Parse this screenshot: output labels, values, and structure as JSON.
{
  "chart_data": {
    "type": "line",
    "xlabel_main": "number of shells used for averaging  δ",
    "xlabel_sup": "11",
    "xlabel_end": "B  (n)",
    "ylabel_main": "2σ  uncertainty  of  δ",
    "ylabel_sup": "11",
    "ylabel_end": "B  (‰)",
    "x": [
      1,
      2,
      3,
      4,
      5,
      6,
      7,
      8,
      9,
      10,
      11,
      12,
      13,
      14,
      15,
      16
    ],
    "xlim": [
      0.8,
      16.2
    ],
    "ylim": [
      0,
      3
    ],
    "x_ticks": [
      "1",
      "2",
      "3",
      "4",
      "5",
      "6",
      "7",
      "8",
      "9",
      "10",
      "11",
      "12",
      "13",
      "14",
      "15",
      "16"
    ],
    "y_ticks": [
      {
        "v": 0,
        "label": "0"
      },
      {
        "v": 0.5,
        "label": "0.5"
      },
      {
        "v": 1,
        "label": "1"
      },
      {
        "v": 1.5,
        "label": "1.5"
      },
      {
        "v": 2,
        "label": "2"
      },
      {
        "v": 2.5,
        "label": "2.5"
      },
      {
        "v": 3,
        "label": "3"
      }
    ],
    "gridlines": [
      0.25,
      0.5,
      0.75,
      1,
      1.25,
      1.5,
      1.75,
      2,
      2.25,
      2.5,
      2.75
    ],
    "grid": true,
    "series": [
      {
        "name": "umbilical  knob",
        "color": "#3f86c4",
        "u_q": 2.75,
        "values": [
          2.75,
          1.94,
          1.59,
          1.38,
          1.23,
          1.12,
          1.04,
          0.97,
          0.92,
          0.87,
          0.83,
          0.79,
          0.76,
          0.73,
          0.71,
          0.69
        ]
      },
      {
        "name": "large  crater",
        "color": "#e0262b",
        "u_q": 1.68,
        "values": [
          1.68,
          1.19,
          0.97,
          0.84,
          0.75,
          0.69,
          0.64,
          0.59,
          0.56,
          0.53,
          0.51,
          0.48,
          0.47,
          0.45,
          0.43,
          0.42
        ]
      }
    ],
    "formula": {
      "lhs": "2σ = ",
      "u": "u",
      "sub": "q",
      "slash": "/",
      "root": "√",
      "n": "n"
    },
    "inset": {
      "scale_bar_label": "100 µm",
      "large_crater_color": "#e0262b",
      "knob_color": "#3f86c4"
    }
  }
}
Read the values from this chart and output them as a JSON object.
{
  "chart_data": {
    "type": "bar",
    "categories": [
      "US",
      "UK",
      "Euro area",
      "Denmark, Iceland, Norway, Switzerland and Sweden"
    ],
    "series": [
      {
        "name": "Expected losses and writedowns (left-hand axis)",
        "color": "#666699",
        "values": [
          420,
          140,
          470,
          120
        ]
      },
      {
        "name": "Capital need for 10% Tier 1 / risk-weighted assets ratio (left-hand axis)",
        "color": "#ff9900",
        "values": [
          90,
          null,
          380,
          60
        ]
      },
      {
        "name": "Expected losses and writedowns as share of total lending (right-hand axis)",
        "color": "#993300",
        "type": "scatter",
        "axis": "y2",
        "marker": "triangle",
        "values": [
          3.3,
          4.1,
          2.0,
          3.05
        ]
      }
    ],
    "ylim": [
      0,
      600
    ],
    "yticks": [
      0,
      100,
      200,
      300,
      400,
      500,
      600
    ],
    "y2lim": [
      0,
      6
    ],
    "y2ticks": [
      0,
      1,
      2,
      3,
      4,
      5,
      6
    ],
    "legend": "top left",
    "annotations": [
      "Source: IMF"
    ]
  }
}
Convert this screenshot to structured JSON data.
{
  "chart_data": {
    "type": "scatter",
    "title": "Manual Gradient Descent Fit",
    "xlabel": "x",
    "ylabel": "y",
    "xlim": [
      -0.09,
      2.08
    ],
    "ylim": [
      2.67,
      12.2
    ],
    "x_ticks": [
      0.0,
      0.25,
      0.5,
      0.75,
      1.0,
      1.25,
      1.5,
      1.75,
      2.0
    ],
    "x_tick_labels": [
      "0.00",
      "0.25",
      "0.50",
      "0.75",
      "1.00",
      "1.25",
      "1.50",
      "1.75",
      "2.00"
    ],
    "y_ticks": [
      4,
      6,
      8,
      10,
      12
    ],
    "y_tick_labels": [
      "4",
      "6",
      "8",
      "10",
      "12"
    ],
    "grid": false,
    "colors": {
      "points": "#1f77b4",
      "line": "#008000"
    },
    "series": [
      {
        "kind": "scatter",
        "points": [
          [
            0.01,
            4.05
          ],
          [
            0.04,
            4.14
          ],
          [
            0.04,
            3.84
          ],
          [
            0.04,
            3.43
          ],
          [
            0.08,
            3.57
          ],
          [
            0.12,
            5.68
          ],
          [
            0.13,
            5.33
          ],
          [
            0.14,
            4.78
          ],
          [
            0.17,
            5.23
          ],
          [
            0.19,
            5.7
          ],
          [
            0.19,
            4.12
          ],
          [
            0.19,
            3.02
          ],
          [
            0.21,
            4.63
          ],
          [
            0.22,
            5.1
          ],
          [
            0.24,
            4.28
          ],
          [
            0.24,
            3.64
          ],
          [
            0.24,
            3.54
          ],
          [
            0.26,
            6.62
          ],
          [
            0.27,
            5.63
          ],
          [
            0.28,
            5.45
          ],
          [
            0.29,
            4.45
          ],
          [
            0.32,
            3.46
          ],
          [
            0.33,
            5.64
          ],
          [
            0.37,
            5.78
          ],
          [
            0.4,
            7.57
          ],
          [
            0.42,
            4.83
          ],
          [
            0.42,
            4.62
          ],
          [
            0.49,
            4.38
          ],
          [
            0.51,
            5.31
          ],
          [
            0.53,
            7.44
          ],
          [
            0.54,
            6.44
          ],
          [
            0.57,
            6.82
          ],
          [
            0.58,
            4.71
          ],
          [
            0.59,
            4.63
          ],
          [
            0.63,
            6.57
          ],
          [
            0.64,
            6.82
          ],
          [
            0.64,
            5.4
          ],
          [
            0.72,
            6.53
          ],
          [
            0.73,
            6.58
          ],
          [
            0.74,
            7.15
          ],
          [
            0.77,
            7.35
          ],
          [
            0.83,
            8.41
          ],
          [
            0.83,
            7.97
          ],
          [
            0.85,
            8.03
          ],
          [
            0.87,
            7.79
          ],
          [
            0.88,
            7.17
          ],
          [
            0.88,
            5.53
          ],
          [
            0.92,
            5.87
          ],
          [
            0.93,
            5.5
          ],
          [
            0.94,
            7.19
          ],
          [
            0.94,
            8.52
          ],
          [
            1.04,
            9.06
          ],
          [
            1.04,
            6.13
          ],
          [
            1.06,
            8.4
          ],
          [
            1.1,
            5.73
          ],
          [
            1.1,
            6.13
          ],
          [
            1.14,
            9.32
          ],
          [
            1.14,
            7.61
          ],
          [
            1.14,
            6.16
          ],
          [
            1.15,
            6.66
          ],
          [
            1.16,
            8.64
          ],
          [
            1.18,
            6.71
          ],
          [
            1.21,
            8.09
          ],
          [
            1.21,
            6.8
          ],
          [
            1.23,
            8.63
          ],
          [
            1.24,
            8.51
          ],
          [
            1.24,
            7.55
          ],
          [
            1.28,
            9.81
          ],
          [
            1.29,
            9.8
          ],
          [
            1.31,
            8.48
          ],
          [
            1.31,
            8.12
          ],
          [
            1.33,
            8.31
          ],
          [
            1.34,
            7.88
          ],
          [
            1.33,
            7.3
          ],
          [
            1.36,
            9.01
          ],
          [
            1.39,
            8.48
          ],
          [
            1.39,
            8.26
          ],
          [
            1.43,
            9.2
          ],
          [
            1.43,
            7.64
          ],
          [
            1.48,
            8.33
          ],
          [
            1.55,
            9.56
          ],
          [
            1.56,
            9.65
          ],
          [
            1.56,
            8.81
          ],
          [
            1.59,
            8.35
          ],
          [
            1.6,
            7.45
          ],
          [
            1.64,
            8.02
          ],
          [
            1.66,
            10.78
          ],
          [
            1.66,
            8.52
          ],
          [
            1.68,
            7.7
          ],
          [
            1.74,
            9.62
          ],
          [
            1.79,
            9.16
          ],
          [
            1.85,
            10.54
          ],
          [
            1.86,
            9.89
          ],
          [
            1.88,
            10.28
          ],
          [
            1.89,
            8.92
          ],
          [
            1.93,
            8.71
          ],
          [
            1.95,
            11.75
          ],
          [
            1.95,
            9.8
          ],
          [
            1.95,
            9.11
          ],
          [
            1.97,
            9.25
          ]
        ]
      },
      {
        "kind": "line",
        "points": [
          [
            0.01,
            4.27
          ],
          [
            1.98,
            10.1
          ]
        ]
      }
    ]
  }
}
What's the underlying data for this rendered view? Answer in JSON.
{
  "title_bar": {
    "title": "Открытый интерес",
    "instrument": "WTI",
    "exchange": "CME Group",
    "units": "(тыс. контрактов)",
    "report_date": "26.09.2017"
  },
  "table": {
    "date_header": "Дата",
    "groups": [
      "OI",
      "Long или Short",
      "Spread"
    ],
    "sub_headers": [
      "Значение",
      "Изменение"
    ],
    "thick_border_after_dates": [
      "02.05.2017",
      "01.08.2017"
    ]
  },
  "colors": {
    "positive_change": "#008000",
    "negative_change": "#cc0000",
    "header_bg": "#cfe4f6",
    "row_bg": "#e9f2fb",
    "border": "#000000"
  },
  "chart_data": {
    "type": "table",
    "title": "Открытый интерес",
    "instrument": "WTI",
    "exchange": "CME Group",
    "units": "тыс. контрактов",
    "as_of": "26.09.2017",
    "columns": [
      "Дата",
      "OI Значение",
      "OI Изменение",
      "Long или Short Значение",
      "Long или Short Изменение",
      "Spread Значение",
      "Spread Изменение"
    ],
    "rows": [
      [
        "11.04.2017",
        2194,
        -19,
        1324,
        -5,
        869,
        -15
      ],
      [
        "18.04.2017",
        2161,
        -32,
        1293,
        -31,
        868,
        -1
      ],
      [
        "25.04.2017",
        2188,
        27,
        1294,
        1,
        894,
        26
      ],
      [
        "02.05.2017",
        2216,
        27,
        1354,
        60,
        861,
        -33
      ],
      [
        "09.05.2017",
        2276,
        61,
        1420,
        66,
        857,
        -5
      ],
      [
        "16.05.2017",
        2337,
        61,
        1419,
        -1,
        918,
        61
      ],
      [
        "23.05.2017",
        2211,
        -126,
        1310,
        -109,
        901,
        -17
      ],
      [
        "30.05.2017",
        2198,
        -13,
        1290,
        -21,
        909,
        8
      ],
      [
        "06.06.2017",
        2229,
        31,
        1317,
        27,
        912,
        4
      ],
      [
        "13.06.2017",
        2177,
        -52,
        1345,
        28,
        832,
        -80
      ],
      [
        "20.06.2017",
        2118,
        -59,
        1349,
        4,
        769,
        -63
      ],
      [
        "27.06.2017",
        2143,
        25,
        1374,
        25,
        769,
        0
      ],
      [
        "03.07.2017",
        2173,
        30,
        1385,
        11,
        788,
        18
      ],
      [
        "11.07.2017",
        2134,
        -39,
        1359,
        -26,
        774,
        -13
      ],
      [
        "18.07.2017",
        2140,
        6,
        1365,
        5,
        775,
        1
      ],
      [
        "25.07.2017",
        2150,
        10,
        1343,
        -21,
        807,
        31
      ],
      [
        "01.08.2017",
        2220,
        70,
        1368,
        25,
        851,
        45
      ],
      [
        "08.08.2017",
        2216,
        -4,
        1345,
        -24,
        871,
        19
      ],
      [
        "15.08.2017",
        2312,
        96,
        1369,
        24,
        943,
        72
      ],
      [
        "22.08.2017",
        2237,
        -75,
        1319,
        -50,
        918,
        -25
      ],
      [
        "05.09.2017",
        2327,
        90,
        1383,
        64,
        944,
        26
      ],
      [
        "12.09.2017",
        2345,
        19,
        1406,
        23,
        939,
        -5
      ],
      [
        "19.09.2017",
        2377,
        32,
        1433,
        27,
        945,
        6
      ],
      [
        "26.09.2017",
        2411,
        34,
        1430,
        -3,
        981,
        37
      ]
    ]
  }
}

* * *

» **Task to complete**
For the listing above, give the number of lines in which the string "scatter" occurs, and nothing else.

» **The completed task**
3